▶ Written request: Rewrite the material from its first line up to and including the line with "handwritten-date: M 04-21-81 TU: [346, 707, 443, 721]", changing "handwritten-date" to "date-stamp" and leaving everything else as it is.

BEGIN

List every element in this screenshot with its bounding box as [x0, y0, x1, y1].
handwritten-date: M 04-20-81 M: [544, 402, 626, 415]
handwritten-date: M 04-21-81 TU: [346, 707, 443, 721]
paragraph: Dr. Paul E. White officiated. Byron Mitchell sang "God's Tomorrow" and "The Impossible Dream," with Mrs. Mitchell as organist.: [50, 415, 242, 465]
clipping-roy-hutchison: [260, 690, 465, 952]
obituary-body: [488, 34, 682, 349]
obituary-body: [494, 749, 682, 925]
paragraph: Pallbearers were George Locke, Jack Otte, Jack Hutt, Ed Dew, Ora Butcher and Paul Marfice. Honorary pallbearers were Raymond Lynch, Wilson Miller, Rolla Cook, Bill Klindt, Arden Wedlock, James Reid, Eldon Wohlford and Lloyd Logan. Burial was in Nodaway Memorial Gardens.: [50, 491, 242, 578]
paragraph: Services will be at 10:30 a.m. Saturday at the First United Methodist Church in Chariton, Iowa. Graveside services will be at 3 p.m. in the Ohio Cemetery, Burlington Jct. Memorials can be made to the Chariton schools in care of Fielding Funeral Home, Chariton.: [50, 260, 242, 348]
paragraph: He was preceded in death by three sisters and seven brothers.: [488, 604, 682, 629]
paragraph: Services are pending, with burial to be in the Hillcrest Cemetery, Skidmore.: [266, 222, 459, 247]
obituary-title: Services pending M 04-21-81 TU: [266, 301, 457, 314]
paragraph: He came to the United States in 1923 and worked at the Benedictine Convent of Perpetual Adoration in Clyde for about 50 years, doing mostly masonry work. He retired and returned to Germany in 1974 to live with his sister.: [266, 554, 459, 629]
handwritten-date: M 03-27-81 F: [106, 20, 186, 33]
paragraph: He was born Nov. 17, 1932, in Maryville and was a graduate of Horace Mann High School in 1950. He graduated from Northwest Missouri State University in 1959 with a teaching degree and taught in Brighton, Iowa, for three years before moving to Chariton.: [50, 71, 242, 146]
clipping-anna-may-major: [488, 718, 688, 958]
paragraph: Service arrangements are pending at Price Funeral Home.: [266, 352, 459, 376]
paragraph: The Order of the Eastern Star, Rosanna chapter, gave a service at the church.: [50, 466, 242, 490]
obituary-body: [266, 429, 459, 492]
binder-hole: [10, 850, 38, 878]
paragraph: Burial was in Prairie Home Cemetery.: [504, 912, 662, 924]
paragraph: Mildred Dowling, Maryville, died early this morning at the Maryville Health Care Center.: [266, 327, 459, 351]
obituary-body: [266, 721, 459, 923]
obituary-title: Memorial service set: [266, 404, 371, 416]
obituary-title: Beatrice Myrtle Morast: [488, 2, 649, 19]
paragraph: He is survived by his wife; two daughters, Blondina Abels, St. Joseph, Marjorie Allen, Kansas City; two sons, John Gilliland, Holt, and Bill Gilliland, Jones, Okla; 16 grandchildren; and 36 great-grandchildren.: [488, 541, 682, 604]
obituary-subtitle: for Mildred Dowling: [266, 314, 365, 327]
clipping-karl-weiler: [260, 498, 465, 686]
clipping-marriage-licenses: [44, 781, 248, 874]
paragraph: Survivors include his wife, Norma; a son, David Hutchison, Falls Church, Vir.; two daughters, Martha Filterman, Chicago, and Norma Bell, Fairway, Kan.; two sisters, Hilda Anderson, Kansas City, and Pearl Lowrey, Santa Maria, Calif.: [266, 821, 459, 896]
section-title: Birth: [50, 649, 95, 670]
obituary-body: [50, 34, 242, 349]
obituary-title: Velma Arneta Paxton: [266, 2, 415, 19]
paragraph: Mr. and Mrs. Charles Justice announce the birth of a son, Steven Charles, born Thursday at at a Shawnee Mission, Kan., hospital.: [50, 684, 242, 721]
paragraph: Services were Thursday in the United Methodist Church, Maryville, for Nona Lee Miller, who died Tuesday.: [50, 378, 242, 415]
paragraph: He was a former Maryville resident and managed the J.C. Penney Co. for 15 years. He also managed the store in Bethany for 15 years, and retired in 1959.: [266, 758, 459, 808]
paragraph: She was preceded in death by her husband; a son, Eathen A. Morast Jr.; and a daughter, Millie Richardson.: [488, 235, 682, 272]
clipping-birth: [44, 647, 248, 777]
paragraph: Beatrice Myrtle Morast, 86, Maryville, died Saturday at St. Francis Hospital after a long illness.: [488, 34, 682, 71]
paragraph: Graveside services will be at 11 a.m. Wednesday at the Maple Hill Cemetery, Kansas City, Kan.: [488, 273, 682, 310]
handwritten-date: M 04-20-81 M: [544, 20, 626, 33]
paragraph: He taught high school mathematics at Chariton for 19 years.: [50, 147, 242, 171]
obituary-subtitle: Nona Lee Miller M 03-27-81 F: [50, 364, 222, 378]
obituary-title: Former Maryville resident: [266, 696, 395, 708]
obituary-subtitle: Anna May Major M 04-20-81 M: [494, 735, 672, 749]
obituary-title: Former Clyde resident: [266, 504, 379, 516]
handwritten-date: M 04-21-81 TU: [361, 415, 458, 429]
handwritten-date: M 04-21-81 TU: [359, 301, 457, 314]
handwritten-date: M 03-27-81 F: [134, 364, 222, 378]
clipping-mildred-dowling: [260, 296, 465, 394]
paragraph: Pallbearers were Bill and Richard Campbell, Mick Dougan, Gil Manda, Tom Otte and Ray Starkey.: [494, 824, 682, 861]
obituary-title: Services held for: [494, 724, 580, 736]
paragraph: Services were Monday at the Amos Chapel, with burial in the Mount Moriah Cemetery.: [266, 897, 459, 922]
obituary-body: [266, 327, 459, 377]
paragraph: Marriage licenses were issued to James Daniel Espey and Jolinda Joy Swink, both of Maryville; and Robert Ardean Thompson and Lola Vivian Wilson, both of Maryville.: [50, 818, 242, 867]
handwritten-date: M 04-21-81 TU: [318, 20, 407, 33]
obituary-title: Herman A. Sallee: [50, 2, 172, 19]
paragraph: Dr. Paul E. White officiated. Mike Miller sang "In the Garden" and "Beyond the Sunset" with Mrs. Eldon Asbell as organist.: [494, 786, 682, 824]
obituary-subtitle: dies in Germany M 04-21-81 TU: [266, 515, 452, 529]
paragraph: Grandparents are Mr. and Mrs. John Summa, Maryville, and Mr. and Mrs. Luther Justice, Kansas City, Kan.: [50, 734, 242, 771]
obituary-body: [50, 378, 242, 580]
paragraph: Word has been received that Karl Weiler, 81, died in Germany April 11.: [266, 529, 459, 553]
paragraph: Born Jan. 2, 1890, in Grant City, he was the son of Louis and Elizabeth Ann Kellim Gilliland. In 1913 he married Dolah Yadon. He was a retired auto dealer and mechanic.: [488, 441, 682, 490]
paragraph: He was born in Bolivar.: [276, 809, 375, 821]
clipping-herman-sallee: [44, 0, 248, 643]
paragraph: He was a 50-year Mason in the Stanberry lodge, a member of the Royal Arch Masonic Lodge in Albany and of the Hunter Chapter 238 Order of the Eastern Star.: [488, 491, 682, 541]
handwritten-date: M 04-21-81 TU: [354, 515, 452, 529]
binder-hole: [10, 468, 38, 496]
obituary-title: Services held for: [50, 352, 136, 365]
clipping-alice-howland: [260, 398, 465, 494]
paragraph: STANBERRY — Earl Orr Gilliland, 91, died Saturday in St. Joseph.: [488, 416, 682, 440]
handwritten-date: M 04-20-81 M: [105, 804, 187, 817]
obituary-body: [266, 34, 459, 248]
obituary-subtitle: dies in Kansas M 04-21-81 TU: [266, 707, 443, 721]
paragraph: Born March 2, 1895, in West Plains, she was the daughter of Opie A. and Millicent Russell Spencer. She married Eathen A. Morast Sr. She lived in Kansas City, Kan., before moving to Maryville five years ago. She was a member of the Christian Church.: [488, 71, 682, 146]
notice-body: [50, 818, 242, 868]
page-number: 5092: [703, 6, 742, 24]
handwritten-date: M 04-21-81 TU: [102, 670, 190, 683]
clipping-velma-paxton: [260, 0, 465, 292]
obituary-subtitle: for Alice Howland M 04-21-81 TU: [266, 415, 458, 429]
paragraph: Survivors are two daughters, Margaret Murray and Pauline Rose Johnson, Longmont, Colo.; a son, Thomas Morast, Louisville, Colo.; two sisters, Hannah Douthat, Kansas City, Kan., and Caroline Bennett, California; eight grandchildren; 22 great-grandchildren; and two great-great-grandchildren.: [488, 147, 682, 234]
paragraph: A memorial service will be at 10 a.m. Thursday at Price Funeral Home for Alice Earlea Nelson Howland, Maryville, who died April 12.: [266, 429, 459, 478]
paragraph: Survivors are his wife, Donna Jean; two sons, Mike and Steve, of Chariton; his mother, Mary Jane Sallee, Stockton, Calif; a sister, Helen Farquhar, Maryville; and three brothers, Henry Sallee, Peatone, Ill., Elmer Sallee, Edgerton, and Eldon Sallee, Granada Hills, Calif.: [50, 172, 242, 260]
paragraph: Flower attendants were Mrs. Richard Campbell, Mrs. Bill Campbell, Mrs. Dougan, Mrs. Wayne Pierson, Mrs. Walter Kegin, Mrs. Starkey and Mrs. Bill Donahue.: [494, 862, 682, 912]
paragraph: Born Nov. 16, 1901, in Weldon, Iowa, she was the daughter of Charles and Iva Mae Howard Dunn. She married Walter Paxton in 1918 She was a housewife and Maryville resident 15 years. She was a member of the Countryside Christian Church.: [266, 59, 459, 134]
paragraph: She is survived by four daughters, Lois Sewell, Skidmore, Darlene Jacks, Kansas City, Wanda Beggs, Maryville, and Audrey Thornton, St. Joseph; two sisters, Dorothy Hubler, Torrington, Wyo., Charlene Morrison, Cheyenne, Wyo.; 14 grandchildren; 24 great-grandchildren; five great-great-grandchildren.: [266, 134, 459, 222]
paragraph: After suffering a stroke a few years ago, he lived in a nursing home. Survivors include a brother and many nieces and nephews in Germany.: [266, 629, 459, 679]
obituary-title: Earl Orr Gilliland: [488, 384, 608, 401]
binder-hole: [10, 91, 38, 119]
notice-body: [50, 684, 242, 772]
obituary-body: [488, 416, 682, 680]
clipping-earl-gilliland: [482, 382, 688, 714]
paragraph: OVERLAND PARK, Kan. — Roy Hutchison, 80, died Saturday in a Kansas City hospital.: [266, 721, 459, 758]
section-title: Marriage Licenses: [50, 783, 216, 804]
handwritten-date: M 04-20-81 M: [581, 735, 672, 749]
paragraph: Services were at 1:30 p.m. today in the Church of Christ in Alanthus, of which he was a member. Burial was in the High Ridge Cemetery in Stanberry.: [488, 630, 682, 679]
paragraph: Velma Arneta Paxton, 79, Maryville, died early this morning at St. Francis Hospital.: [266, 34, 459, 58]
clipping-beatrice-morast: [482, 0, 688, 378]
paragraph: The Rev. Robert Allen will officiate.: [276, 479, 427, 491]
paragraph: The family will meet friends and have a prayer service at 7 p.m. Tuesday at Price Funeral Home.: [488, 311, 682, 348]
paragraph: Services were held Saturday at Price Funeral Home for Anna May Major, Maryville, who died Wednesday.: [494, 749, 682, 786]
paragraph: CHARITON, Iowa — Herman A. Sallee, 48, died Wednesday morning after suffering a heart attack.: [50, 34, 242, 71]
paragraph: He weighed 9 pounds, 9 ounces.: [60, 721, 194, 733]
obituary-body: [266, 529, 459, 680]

END

▶ Exercise answer:
List every element in this screenshot with its bounding box as [x0, y0, x1, y1].
date-stamp: M 04-20-81 M: [544, 402, 626, 415]
date-stamp: M 04-21-81 TU: [346, 707, 443, 721]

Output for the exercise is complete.